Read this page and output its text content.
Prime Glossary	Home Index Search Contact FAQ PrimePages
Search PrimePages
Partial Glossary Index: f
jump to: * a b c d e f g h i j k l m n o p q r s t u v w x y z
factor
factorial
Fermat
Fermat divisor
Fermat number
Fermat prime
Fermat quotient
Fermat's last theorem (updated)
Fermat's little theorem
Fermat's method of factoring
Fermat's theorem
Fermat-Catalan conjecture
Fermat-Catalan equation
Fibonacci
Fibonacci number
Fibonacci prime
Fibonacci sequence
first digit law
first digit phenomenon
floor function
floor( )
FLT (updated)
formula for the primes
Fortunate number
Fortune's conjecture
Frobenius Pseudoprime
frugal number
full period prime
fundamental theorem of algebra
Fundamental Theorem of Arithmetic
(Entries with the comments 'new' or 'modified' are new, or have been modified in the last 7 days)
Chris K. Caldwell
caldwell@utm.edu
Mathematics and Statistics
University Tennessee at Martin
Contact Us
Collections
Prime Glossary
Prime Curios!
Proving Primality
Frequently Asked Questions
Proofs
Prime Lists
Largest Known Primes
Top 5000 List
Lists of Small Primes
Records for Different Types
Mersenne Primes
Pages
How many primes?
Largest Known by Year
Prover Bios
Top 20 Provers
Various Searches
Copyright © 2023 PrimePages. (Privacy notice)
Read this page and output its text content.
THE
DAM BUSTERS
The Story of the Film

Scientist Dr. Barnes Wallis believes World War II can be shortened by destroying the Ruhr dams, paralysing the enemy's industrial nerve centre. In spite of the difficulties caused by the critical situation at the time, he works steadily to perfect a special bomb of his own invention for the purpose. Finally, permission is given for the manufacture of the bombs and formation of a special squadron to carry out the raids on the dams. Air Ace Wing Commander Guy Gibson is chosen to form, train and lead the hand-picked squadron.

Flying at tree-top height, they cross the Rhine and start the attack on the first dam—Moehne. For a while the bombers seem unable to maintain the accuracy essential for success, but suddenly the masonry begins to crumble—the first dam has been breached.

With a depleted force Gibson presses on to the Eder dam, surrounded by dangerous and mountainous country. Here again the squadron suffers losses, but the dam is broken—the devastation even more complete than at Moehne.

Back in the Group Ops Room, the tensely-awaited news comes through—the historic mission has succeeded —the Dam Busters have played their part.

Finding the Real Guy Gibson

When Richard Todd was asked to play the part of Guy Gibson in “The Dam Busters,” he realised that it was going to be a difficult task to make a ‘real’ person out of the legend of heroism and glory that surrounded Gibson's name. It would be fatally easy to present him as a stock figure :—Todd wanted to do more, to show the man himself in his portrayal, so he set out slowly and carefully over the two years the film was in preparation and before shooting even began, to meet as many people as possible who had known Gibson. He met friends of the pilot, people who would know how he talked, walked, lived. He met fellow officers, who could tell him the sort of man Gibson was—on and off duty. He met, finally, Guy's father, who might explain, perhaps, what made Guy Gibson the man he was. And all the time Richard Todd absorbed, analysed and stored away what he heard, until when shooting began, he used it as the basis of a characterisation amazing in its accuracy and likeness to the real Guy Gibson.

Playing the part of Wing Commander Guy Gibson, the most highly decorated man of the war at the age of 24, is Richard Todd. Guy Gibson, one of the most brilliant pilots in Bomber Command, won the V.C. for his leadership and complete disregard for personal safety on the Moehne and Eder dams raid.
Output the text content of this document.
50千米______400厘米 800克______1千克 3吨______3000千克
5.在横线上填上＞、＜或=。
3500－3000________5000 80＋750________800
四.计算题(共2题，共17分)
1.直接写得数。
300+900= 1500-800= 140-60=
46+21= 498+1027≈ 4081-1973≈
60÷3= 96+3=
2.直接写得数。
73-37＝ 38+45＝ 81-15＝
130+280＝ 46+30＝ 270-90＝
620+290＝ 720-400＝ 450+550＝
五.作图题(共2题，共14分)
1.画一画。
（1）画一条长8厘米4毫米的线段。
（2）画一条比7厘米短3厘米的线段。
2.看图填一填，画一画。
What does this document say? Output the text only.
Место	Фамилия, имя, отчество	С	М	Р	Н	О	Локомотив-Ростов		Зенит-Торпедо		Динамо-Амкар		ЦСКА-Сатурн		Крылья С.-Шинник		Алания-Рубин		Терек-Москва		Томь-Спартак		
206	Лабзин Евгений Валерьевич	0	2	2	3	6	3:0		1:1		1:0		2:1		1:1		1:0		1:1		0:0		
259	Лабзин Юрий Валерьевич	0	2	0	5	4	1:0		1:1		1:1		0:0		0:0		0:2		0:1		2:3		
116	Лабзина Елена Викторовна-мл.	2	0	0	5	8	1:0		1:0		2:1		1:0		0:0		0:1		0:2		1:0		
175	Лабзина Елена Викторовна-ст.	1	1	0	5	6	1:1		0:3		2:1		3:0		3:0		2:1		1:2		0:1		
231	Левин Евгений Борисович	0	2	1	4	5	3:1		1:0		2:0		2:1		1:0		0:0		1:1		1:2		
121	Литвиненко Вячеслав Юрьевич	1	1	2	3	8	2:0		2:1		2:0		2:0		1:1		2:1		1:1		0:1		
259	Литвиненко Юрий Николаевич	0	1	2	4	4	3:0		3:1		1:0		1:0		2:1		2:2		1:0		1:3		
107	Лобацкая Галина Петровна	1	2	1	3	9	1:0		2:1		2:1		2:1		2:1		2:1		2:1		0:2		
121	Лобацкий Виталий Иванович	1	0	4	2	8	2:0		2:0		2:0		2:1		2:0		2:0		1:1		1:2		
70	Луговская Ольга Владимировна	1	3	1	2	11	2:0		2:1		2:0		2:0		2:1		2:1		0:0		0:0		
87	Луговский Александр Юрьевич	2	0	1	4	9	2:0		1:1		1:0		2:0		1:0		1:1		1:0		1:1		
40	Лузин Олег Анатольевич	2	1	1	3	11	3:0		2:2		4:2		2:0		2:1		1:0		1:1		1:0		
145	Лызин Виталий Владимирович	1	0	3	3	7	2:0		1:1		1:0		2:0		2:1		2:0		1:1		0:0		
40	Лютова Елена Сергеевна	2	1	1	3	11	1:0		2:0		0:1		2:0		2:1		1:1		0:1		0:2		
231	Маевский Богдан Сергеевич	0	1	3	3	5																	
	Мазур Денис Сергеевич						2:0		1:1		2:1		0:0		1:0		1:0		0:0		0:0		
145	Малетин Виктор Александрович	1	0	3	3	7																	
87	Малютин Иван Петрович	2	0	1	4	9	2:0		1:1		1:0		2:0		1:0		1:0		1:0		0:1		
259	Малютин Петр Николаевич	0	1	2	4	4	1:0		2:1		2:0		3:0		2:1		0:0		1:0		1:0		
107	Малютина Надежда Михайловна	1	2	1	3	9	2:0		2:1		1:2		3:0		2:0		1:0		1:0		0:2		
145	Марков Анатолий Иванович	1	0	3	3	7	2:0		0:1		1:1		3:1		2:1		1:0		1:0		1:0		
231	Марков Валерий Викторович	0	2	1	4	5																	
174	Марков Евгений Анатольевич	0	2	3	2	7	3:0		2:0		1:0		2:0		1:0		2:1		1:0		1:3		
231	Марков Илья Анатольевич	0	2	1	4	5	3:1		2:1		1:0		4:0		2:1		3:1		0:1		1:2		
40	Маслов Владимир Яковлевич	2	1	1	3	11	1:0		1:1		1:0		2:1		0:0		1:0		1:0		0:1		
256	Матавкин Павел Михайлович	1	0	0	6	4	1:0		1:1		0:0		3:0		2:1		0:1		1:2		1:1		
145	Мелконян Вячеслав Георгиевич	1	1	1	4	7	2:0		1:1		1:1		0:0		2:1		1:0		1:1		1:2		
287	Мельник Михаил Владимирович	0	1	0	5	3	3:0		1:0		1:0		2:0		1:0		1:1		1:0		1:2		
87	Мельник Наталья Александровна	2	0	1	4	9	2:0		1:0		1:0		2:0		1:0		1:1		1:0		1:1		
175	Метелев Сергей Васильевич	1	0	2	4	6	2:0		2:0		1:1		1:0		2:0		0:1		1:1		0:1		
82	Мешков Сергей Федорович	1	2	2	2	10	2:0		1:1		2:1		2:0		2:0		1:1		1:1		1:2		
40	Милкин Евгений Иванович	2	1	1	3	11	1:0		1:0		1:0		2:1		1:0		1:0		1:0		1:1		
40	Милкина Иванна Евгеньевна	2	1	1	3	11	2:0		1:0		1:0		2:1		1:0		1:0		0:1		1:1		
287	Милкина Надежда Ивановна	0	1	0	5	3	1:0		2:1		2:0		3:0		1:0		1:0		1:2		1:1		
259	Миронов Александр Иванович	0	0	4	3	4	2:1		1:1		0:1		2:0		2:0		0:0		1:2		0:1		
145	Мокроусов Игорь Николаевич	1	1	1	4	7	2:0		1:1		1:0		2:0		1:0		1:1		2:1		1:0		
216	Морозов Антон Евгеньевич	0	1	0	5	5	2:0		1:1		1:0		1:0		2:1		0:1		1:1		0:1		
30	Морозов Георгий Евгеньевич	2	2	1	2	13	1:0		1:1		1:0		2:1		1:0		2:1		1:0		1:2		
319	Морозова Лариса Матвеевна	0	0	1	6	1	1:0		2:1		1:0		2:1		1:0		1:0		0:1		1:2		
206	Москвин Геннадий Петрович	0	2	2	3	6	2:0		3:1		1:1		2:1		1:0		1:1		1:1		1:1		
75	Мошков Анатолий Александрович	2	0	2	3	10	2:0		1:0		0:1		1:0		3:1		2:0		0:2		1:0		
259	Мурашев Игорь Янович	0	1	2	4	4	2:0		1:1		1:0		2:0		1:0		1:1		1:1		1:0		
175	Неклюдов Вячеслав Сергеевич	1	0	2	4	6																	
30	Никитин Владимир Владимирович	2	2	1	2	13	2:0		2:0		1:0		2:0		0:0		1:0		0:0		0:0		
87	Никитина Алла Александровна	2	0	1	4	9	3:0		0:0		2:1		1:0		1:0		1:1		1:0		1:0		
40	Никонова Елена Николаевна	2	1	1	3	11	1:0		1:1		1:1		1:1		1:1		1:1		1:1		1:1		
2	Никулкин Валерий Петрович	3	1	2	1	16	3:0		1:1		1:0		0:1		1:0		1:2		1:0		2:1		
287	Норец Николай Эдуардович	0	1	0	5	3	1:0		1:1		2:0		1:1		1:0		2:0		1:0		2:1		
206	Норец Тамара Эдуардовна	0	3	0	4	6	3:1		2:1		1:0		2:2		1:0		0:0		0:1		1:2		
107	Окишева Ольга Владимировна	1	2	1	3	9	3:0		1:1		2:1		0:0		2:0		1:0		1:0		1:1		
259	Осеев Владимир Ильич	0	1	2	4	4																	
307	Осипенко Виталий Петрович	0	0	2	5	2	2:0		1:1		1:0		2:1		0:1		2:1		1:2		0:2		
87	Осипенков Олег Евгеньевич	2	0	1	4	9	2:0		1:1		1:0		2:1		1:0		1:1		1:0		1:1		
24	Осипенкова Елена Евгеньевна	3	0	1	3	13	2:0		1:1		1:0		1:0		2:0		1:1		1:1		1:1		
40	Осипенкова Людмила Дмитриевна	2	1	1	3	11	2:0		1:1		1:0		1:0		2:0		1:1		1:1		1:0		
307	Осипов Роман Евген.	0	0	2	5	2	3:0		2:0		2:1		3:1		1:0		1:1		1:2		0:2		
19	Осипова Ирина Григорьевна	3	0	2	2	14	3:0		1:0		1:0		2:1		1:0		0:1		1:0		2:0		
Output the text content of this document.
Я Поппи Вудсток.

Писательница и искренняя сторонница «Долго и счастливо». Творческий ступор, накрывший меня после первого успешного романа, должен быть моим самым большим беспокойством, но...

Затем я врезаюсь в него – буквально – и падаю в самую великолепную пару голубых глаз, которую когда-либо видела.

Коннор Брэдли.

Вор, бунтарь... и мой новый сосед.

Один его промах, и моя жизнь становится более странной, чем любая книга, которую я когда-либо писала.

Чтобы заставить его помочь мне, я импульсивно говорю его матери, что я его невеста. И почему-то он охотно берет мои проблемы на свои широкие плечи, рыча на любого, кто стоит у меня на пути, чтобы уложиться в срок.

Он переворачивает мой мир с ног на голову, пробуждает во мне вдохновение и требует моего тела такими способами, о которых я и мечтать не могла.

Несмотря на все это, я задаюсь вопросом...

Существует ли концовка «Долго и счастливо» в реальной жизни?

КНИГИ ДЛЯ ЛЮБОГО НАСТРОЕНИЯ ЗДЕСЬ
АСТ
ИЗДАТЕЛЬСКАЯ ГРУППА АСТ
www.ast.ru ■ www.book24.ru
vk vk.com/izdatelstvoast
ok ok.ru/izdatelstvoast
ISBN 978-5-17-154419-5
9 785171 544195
○ ○ ○ ○ ○
Exercise task: Scan the data for the word "many" and copy every line where it shows up.

Written solution:
How many primes?
When Richard Todd was asked to play the part of Guy Gibson in “The Dam Busters,” he realised that it was going to be a difficult task to make a ‘real’ person out of the legend of heroism and glory that surrounded Gibson's name. It would be fatally easy to present him as a stock figure :—Todd wanted to do more, to show the man himself in his portrayal, so he set out slowly and carefully over the two years the film was in preparation and before shooting even began, to meet as many people as possible who had known Gibson. He met friends of the pilot, people who would know how he talked, walked, lived. He met fellow officers, who could tell him the sort of man Gibson was—on and off duty. He met, finally, Guy's father, who might explain, perhaps, what made Guy Gibson the man he was. And all the time Richard Todd absorbed, analysed and stored away what he heard, until when shooting began, he used it as the basis of a characterisation amazing in its accuracy and likeness to the real Guy Gibson.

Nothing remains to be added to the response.